== WHAT THE TASK REQUIRES ==
Transcribe each line exactly.

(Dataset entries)
---+---
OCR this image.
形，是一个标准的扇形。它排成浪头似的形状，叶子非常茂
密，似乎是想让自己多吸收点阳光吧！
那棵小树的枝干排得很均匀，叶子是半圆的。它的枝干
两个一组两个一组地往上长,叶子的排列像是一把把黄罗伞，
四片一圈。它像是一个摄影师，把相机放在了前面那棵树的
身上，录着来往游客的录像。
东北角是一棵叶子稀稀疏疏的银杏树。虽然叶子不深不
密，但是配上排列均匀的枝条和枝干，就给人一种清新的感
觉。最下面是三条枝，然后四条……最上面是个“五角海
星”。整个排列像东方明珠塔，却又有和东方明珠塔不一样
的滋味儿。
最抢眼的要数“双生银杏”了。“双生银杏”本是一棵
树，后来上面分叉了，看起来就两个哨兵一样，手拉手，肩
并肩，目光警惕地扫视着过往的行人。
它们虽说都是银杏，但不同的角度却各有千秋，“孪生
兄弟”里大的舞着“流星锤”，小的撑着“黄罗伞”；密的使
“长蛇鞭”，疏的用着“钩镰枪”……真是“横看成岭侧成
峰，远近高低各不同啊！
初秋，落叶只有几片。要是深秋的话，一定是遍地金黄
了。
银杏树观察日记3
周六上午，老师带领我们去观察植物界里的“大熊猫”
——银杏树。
---+---
== REPLY ==
OCR this image.
形，是一个标准的扇形。它排成浪头似的形状，叶子非常茂
密，似乎是想让自己多吸收点阳光吧！
那棵小树的枝干排得很均匀，叶子是半圆的。它的枝干
两个一组两个一组地往上长,叶子的排列像是一把把黄罗伞，
四片一圈。它像是一个摄影师，把相机放在了前面那棵树的
身上，录着来往游客的录像。
东北角是一棵叶子稀稀疏疏的银杏树。虽然叶子不深不
密，但是配上排列均匀的枝条和枝干，就给人一种清新的感
觉。最下面是三条枝，然后四条……最上面是个“五角海
星”。整个排列像东方明珠塔，却又有和东方明珠塔不一样
的滋味儿。
最抢眼的要数“双生银杏”了。“双生银杏”本是一棵
树，后来上面分叉了，看起来就两个哨兵一样，手拉手，肩
并肩，目光警惕地扫视着过往的行人。
它们虽说都是银杏，但不同的角度却各有千秋，“孪生
兄弟”里大的舞着“流星锤”，小的撑着“黄罗伞”；密的使
“长蛇鞭”，疏的用着“钩镰枪”……真是“横看成岭侧成
峰，远近高低各不同啊！
初秋，落叶只有几片。要是深秋的话，一定是遍地金黄
了。
银杏树观察日记3
周六上午，老师带领我们去观察植物界里的“大熊猫”
——银杏树。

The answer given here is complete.